Task details – Reproduce the records below exactly as they appear, omitting any pictures they contain.

BEGIN Entries provided

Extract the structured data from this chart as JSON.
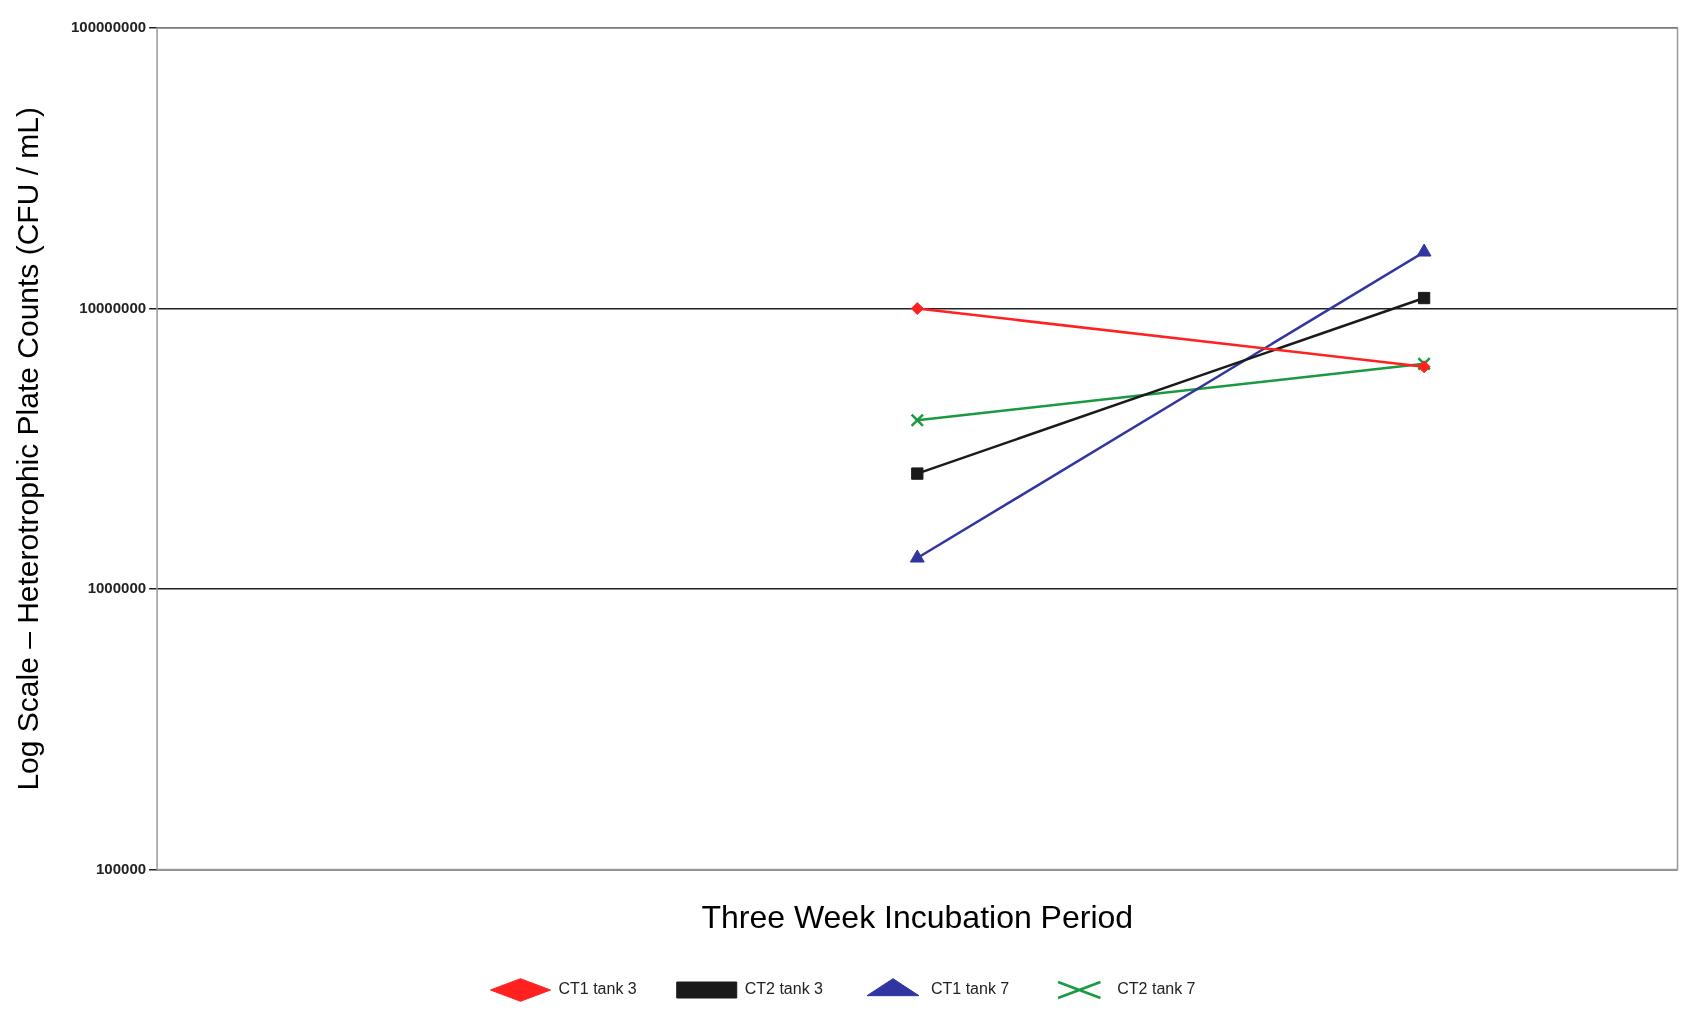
{
  "chart_data": {
    "type": "line",
    "xlabel": "Three Week Incubation Period",
    "ylabel": "Log Scale – Heterotrophic Plate Counts (CFU / mL)",
    "categories": [
      null,
      null,
      null
    ],
    "series": [
      {
        "name": "CT1 tank 3",
        "color": "#ff2020",
        "marker": "diamond",
        "values": [
          null,
          10000000,
          6200000
        ]
      },
      {
        "name": "CT2 tank 3",
        "color": "#1a1a1a",
        "marker": "square",
        "values": [
          null,
          2580000,
          10900000
        ]
      },
      {
        "name": "CT1 tank 7",
        "color": "#3035a0",
        "marker": "triangle",
        "values": [
          null,
          1290000,
          15900000
        ]
      },
      {
        "name": "CT2 tank 7",
        "color": "#1a9a40",
        "marker": "cross",
        "values": [
          null,
          4000000,
          6350000
        ]
      }
    ],
    "log": "y",
    "ylim": [
      100000,
      100000000
    ],
    "yticks": [
      100000,
      1000000,
      10000000,
      100000000
    ],
    "grid": "y",
    "legend": "bottom",
    "tick_labels": "y"
  }
}
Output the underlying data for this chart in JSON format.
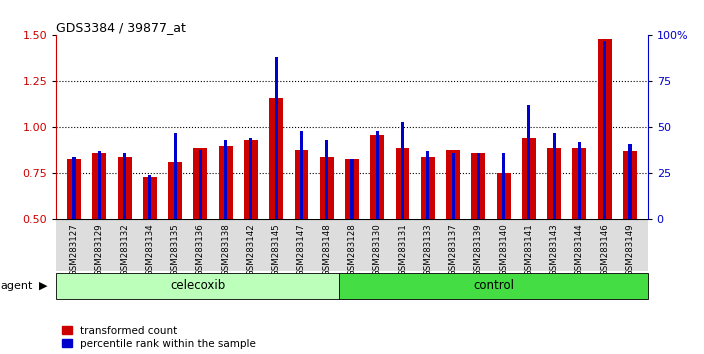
{
  "title": "GDS3384 / 39877_at",
  "samples": [
    "GSM283127",
    "GSM283129",
    "GSM283132",
    "GSM283134",
    "GSM283135",
    "GSM283136",
    "GSM283138",
    "GSM283142",
    "GSM283145",
    "GSM283147",
    "GSM283148",
    "GSM283128",
    "GSM283130",
    "GSM283131",
    "GSM283133",
    "GSM283137",
    "GSM283139",
    "GSM283140",
    "GSM283141",
    "GSM283143",
    "GSM283144",
    "GSM283146",
    "GSM283149"
  ],
  "red_values": [
    0.83,
    0.86,
    0.84,
    0.73,
    0.81,
    0.89,
    0.9,
    0.93,
    1.16,
    0.88,
    0.84,
    0.83,
    0.96,
    0.89,
    0.84,
    0.88,
    0.86,
    0.75,
    0.94,
    0.89,
    0.89,
    1.48,
    0.87
  ],
  "blue_values": [
    0.84,
    0.87,
    0.86,
    0.74,
    0.97,
    0.88,
    0.93,
    0.94,
    1.38,
    0.98,
    0.93,
    0.83,
    0.98,
    1.03,
    0.87,
    0.86,
    0.86,
    0.86,
    1.12,
    0.97,
    0.92,
    1.47,
    0.91
  ],
  "celecoxib_count": 11,
  "control_count": 12,
  "ylim_left": [
    0.5,
    1.5
  ],
  "ylim_right": [
    0,
    100
  ],
  "yticks_left": [
    0.5,
    0.75,
    1.0,
    1.25,
    1.5
  ],
  "yticks_right": [
    0,
    25,
    50,
    75,
    100
  ],
  "ytick_labels_right": [
    "0",
    "25",
    "50",
    "75",
    "100%"
  ],
  "red_color": "#CC0000",
  "blue_color": "#0000CC",
  "celecoxib_bg": "#BBFFBB",
  "control_bg": "#44DD44",
  "bar_width": 0.55,
  "blue_bar_width": 0.12,
  "grid_dotted_values": [
    0.75,
    1.0,
    1.25
  ],
  "legend_red": "transformed count",
  "legend_blue": "percentile rank within the sample",
  "agent_label": "agent",
  "celecoxib_label": "celecoxib",
  "control_label": "control",
  "xtick_bg": "#DDDDDD"
}
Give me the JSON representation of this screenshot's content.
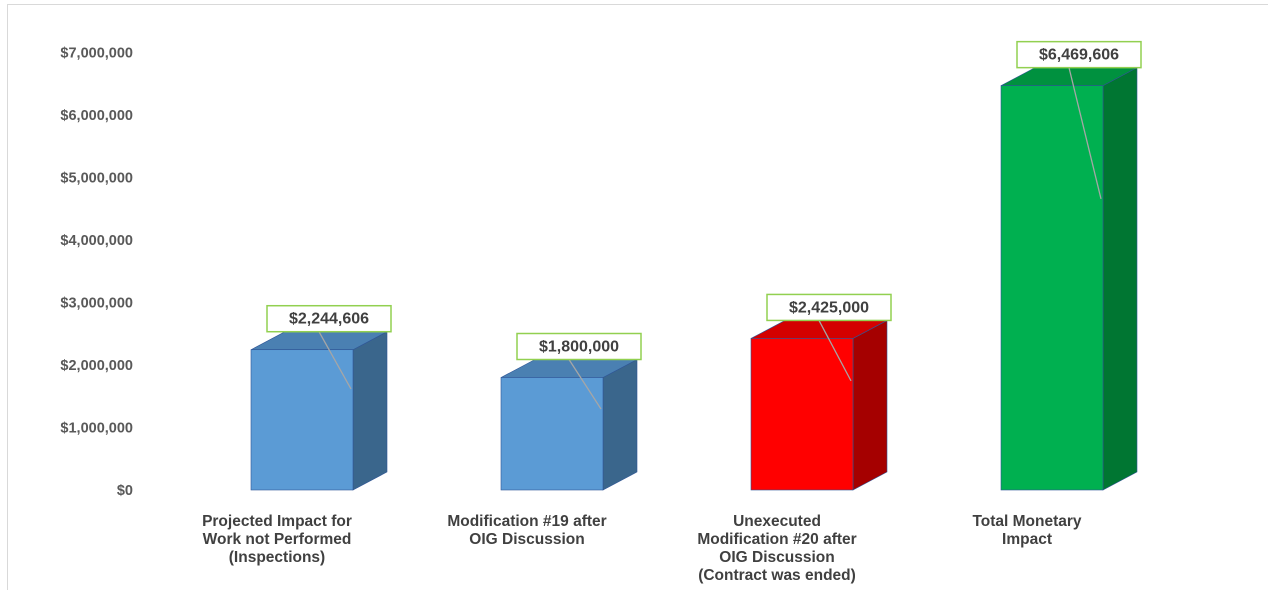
{
  "chart_data": {
    "type": "bar",
    "style": "3d-column",
    "title": "",
    "xlabel": "",
    "ylabel": "",
    "ylim": [
      0,
      7000000
    ],
    "y_ticks": [
      0,
      1000000,
      2000000,
      3000000,
      4000000,
      5000000,
      6000000,
      7000000
    ],
    "y_tick_labels": [
      "$0",
      "$1,000,000",
      "$2,000,000",
      "$3,000,000",
      "$4,000,000",
      "$5,000,000",
      "$6,000,000",
      "$7,000,000"
    ],
    "grid": false,
    "categories": [
      [
        "Projected Impact for",
        "Work not Performed",
        "(Inspections)"
      ],
      [
        "Modification #19 after",
        "OIG Discussion"
      ],
      [
        "Unexecuted",
        "Modification #20 after",
        "OIG Discussion",
        "(Contract was ended)"
      ],
      [
        "Total Monetary",
        "Impact"
      ]
    ],
    "values": [
      2244606,
      1800000,
      2425000,
      6469606
    ],
    "data_labels": [
      "$2,244,606",
      "$1,800,000",
      "$2,425,000",
      "$6,469,606"
    ],
    "colors": {
      "front": [
        "#5b9bd5",
        "#5b9bd5",
        "#ff0000",
        "#00b050"
      ],
      "side": [
        "#3a668c",
        "#3a668c",
        "#a50000",
        "#007632"
      ],
      "top": [
        "#4a80b2",
        "#4a80b2",
        "#d40000",
        "#00913f"
      ],
      "label_border": "#92d050",
      "leader": "#a6a6a6"
    }
  }
}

END Entries provided

Exercise solution –
Extract the structured data from this chart as JSON.
{
  "chart_data": {
    "type": "line",
    "xlabel": "Three Week Incubation Period",
    "ylabel": "Log Scale – Heterotrophic Plate Counts (CFU / mL)",
    "categories": [
      null,
      null,
      null
    ],
    "series": [
      {
        "name": "CT1 tank 3",
        "color": "#ff2020",
        "marker": "diamond",
        "values": [
          null,
          10000000,
          6200000
        ]
      },
      {
        "name": "CT2 tank 3",
        "color": "#1a1a1a",
        "marker": "square",
        "values": [
          null,
          2580000,
          10900000
        ]
      },
      {
        "name": "CT1 tank 7",
        "color": "#3035a0",
        "marker": "triangle",
        "values": [
          null,
          1290000,
          15900000
        ]
      },
      {
        "name": "CT2 tank 7",
        "color": "#1a9a40",
        "marker": "cross",
        "values": [
          null,
          4000000,
          6350000
        ]
      }
    ],
    "log": "y",
    "ylim": [
      100000,
      100000000
    ],
    "yticks": [
      100000,
      1000000,
      10000000,
      100000000
    ],
    "grid": "y",
    "legend": "bottom",
    "tick_labels": "y"
  }
}
Output the underlying data for this chart in JSON format.
{
  "title": "GDS3384 / 39877_at",
  "samples": [
    "GSM283127",
    "GSM283129",
    "GSM283132",
    "GSM283134",
    "GSM283135",
    "GSM283136",
    "GSM283138",
    "GSM283142",
    "GSM283145",
    "GSM283147",
    "GSM283148",
    "GSM283128",
    "GSM283130",
    "GSM283131",
    "GSM283133",
    "GSM283137",
    "GSM283139",
    "GSM283140",
    "GSM283141",
    "GSM283143",
    "GSM283144",
    "GSM283146",
    "GSM283149"
  ],
  "red_values": [
    0.83,
    0.86,
    0.84,
    0.73,
    0.81,
    0.89,
    0.9,
    0.93,
    1.16,
    0.88,
    0.84,
    0.83,
    0.96,
    0.89,
    0.84,
    0.88,
    0.86,
    0.75,
    0.94,
    0.89,
    0.89,
    1.48,
    0.87
  ],
  "blue_values": [
    0.84,
    0.87,
    0.86,
    0.74,
    0.97,
    0.88,
    0.93,
    0.94,
    1.38,
    0.98,
    0.93,
    0.83,
    0.98,
    1.03,
    0.87,
    0.86,
    0.86,
    0.86,
    1.12,
    0.97,
    0.92,
    1.47,
    0.91
  ],
  "celecoxib_count": 11,
  "control_count": 12,
  "ylim_left": [
    0.5,
    1.5
  ],
  "ylim_right": [
    0,
    100
  ],
  "yticks_left": [
    0.5,
    0.75,
    1.0,
    1.25,
    1.5
  ],
  "yticks_right": [
    0,
    25,
    50,
    75,
    100
  ],
  "ytick_labels_right": [
    "0",
    "25",
    "50",
    "75",
    "100%"
  ],
  "red_color": "#CC0000",
  "blue_color": "#0000CC",
  "celecoxib_bg": "#BBFFBB",
  "control_bg": "#44DD44",
  "bar_width": 0.55,
  "blue_bar_width": 0.12,
  "grid_dotted_values": [
    0.75,
    1.0,
    1.25
  ],
  "legend_red": "transformed count",
  "legend_blue": "percentile rank within the sample",
  "agent_label": "agent",
  "celecoxib_label": "celecoxib",
  "control_label": "control",
  "xtick_bg": "#DDDDDD"
}
Give me the JSON representation of this screenshot's content.
{
  "chart_data": {
    "type": "bar",
    "style": "3d-column",
    "title": "",
    "xlabel": "",
    "ylabel": "",
    "ylim": [
      0,
      7000000
    ],
    "y_ticks": [
      0,
      1000000,
      2000000,
      3000000,
      4000000,
      5000000,
      6000000,
      7000000
    ],
    "y_tick_labels": [
      "$0",
      "$1,000,000",
      "$2,000,000",
      "$3,000,000",
      "$4,000,000",
      "$5,000,000",
      "$6,000,000",
      "$7,000,000"
    ],
    "grid": false,
    "categories": [
      [
        "Projected Impact for",
        "Work not Performed",
        "(Inspections)"
      ],
      [
        "Modification #19 after",
        "OIG Discussion"
      ],
      [
        "Unexecuted",
        "Modification #20 after",
        "OIG Discussion",
        "(Contract was ended)"
      ],
      [
        "Total Monetary",
        "Impact"
      ]
    ],
    "values": [
      2244606,
      1800000,
      2425000,
      6469606
    ],
    "data_labels": [
      "$2,244,606",
      "$1,800,000",
      "$2,425,000",
      "$6,469,606"
    ],
    "colors": {
      "front": [
        "#5b9bd5",
        "#5b9bd5",
        "#ff0000",
        "#00b050"
      ],
      "side": [
        "#3a668c",
        "#3a668c",
        "#a50000",
        "#007632"
      ],
      "top": [
        "#4a80b2",
        "#4a80b2",
        "#d40000",
        "#00913f"
      ],
      "label_border": "#92d050",
      "leader": "#a6a6a6"
    }
  }
}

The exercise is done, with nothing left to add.